▶ TRAVAIL À FAIRE
- A) Recopiez l'extrait sur le financement des lignes nouvelles entre « Ces Sociétés de » et « compétences publiques . », bornes comprises, en renommant « Sociétés de Projet » en « Entités de Projet ».
- B) Énumérez les trois objectifs du montage financier introduits par « Afin » dans l'extrait sur le financement des lignes nouvelles.
- C) Reprenez la rédaction de l'extrait sur le financement des lignes nouvelles à la suite de sa dernière phrase.

▶ EXTRAIT PRÉSENTÉ
------
Ces Sociétés de Projet se financeront par emprunts groupés levés sur les marchés financiers,
remboursables par les recettes d’une fiscalité locale dédiée, présentée comme ayant été
demandée par les Collectivités Territoriales.
1 Un montage financier opportuniste et confus en totale rupture de doctrine fiscale et de
répartition des compétences publiques .
Afin , à la fois , de débudgétiser autant que possible les concours publics au financement des
3 lignes nouvelles décidées par le Gouvernement Castex , d’inscrire la participation
financière des Collectivités locales dans la durée de l’ouvrage et de ses aléas et non plus par
fonds de concours ponctuels, et de mobiliser une fiscalité locale la plus furtive que possible ,
les fonds propres des Sociétés de Projet instituées pour chacun des 3 ouvrages , seront
dotées de trois taxes locales , vouées à assoir et rembourser leurs emprunts sur les marchés
financiers :
Une nouvelle taxe spéciale d’équipement prélevée sur les ménages résidents à une
heure ou moins de voiture d’une future gare TGV de la ligne ( art 1609 H du CGI) .
------
▶ DONNÉES FOURNIES
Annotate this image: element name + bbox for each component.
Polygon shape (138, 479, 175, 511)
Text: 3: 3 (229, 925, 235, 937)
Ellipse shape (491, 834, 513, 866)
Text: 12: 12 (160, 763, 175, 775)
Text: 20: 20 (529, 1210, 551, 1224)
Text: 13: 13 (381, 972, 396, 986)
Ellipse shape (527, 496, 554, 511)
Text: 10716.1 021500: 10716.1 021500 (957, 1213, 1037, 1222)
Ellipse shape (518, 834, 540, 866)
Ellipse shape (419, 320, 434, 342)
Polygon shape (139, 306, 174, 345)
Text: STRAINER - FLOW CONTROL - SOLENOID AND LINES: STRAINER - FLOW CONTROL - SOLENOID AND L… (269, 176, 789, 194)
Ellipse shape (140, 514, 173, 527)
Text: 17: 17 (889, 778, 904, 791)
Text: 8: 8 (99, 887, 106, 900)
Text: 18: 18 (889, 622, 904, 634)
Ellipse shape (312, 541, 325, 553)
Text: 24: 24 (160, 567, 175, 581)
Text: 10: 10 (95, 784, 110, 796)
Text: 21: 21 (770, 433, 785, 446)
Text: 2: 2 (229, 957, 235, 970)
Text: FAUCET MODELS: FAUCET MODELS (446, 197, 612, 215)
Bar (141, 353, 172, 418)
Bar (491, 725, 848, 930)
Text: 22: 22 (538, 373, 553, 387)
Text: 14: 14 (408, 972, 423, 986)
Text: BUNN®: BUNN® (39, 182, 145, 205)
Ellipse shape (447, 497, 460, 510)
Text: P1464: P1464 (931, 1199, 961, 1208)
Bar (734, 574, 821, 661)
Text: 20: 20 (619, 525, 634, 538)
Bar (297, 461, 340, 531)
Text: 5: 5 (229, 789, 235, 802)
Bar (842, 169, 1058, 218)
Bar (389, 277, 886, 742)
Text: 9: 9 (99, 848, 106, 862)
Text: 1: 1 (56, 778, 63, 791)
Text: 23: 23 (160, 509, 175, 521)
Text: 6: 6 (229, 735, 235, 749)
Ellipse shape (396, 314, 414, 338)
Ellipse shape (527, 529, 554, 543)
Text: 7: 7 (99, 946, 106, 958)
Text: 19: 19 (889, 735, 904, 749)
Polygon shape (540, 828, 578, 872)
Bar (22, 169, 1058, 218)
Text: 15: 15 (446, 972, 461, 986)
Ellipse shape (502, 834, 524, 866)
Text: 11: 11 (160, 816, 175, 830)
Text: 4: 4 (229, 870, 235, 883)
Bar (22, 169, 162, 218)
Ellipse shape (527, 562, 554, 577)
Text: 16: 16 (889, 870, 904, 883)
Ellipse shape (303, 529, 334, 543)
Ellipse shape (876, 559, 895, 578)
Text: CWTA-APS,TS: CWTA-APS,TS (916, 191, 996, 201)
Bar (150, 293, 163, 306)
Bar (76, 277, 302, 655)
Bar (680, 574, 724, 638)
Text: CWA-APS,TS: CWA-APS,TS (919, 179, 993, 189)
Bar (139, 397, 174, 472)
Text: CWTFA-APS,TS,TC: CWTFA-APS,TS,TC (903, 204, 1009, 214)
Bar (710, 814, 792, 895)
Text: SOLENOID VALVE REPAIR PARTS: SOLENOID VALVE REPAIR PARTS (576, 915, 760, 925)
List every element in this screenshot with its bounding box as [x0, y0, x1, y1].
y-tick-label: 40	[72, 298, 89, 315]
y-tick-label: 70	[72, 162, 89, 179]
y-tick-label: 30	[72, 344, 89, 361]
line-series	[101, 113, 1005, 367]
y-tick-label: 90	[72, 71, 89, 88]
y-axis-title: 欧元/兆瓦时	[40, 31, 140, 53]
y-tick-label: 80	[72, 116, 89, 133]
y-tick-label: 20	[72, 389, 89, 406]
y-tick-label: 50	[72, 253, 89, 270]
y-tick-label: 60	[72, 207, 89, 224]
------
▶ CORRIGÉ DE L'EXERCICE
- A)
Ces Entités de Projet se financeront par emprunts groupés levés sur les marchés financiers,
remboursables par les recettes d’une fiscalité locale dédiée, présentée comme ayant été
demandée par les Collectivités Territoriales.
1 Un montage financier opportuniste et confus en totale rupture de doctrine fiscale et de
répartition des compétences publiques .

- B)
- débudgétiser autant que possible les concours publics au financement des 3 lignes nouvelles décidées par le Gouvernement Castex
- inscrire la participation financière des Collectivités locales dans la durée de l'ouvrage et de ses aléas et non plus par fonds de concours ponctuels
- mobiliser une fiscalité locale la plus furtive que possible

- C)
Instaurée par amendement gouvernemental ( 21 décembre 2021) à la loi de finances
2022 , plafonnée à 24 millions d’euros et à prise d’effet à compter du 1 er Janvier
2023 . Cette taxe a déjà été réévaluée à 29,5 millions d’euros par le Senat et indexée
sur l’inflation par amendement à la loi de finances 2023( Raynal) . Le calcul du temps
de trajet déterminant de la fiscalisation est bien évidemment parfaitement arbitraire
en fonction des conditions de trafic et d’accessibilité des gares TGV , notamment à
l’heure de pointe pour ce qui concerne les gares centrales des principales
agglomérations.
2
o Un amendement sénatorial (Raynal) daté du 21 novembre 2022 a par ailleurs
instauré un « centime additionnel » de + 34% aux taxes de séjour perçues dans les
3 Régions concernées : à compter de 2023 dans les 3 départements du Var, des
Alpes-Maritimes et des Bouches du Rhône et à compter de 2014 dans les
Départements de la Gironde, du Lot et Garonne , des Landes , des Pyrénées
Atlantiques , du Tarn et Garonne, de la Haute Garonne, de l’Ariège du Gers , du Lot
et du Tarn pour GPSO ; de l’Hérault, de l’Aude et des Pyrénées Orientales pou LNMP .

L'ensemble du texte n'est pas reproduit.